● Records shown
================================

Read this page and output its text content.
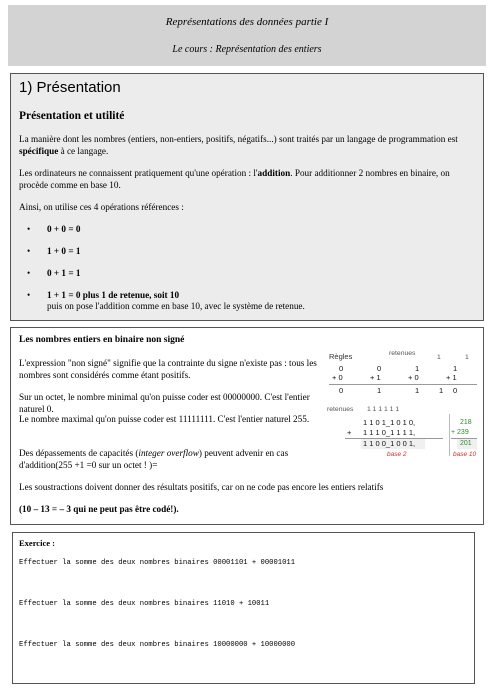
Représentations des données partie I
Le cours : Représentation des entiers
1) Présentation
Présentation et utilité

La manière dont les nombres (entiers, non-entiers, positifs, négatifs...) sont traités par un langage de programmation est spécifique à ce langage.

Les ordinateurs ne connaissent pratiquement qu'une opération : l'addition. Pour additionner 2 nombres en binaire, on procède comme en base 10.

Ainsi, on utilise ces 4 opérations références :

• 0 + 0 = 0
• 1 + 0 = 1
• 0 + 1 = 1
• 1 + 1 = 0 plus 1 de retenue, soit 10
puis on pose l'addition comme en base 10, avec le système de retenue.
Les nombres entiers en binaire non signé

L'expression "non signé" signifie que la contrainte du signe n'existe pas : tous les nombres sont considérés comme étant positifs.

Sur un octet, le nombre minimal qu'on puisse coder est 00000000. C'est l'entier naturel 0.

Le nombre maximal qu'on puisse coder est 11111111. C'est l'entier naturel 255.

Des dépassements de capacités (integer overflow) peuvent advenir en cas d'addition(255 +1 =0 sur un octet ! )=

Les soustractions doivent donner des résultats positifs, car on ne code pas encore les entiers relatifs

(10 – 13 = – 3 qui ne peut pas être codé!).

Règles	retenues
1	1
0	0	1	1
+ 0	+ 1	+ 0	+ 1
0	1	1	1 0
retenues 1 1 1 1 1 1
1 1 0 1_1 0 1 0,
+ 1 1 1 0_1 1 1 1,
1 1 0 0_1 0 0 1,
218
+ 239
201
base 2	base 10
Exercice :
Effectuer la somme des deux nombres binaires 00001101 + 00001011
Effectuer la somme des deux nombres binaires 11010 + 10011
Effectuer la somme des deux nombres binaires 10000000 + 10000000
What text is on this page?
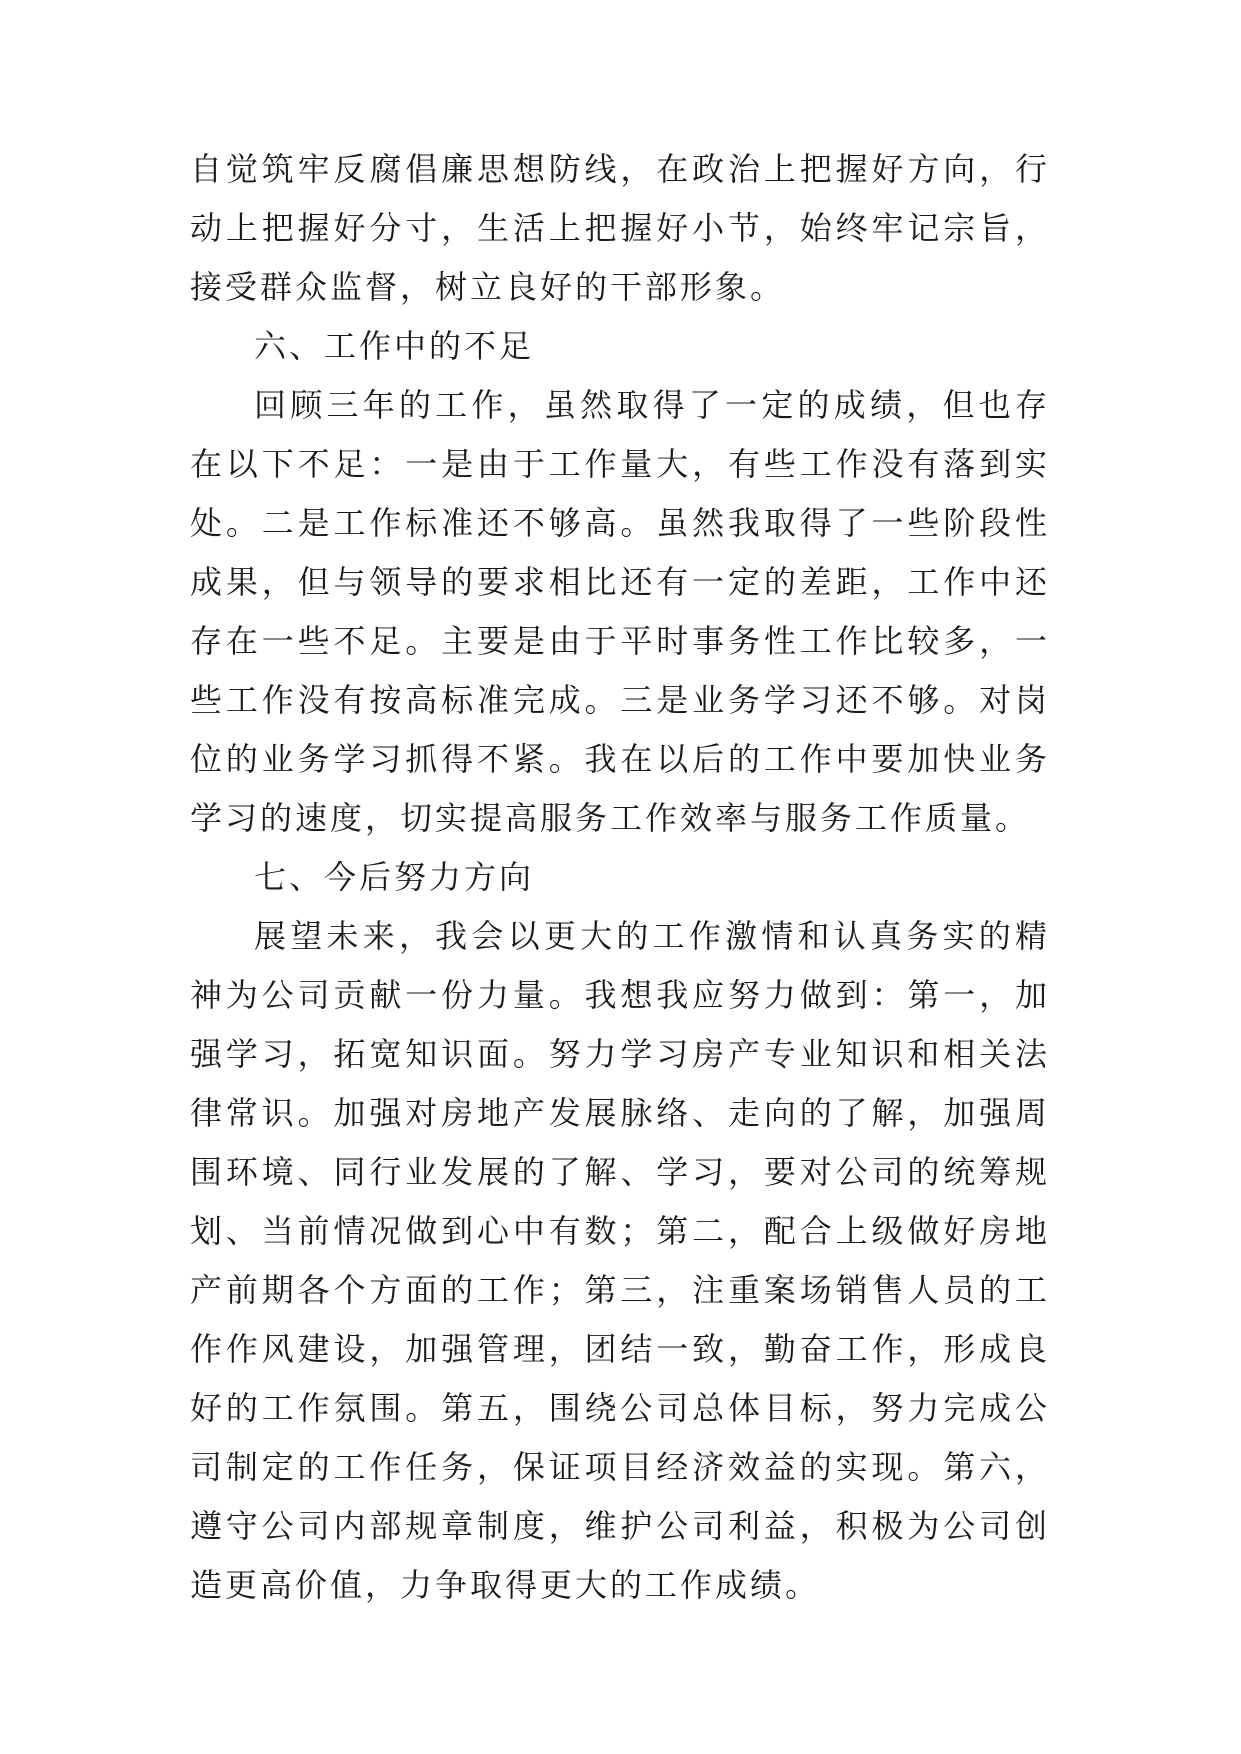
自觉筑牢反腐倡廉思想防线，在政治上把握好方向，行动上把握好分寸，生活上把握好小节，始终牢记宗旨，接受群众监督，树立良好的干部形象。

六、工作中的不足

回顾三年的工作，虽然取得了一定的成绩，但也存在以下不足：一是由于工作量大，有些工作没有落到实处。二是工作标准还不够高。虽然我取得了一些阶段性成果，但与领导的要求相比还有一定的差距，工作中还存在一些不足。主要是由于平时事务性工作比较多，一些工作没有按高标准完成。三是业务学习还不够。对岗位的业务学习抓得不紧。我在以后的工作中要加快业务学习的速度，切实提高服务工作效率与服务工作质量。

七、今后努力方向

展望未来，我会以更大的工作激情和认真务实的精神为公司贡献一份力量。我想我应努力做到：第一，加强学习，拓宽知识面。努力学习房产专业知识和相关法律常识。加强对房地产发展脉络、走向的了解，加强周围环境、同行业发展的了解、学习，要对公司的统筹规划、当前情况做到心中有数；第二，配合上级做好房地产前期各个方面的工作；第三，注重案场销售人员的工作作风建设，加强管理，团结一致，勤奋工作，形成良好的工作氛围。第五，围绕公司总体目标，努力完成公司制定的工作任务，保证项目经济效益的实现。第六，遵守公司内部规章制度，维护公司利益，积极为公司创造更高价值，力争取得更大的工作成绩。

================================

● Instructions for the task
Look over the records above and copy each line that includes the string "octet".

● Answer in full
Sur un octet, le nombre minimal qu'on puisse coder est 00000000. C'est l'entier naturel 0.
Des dépassements de capacités (integer overflow) peuvent advenir en cas d'addition(255 +1 =0 sur un octet ! )=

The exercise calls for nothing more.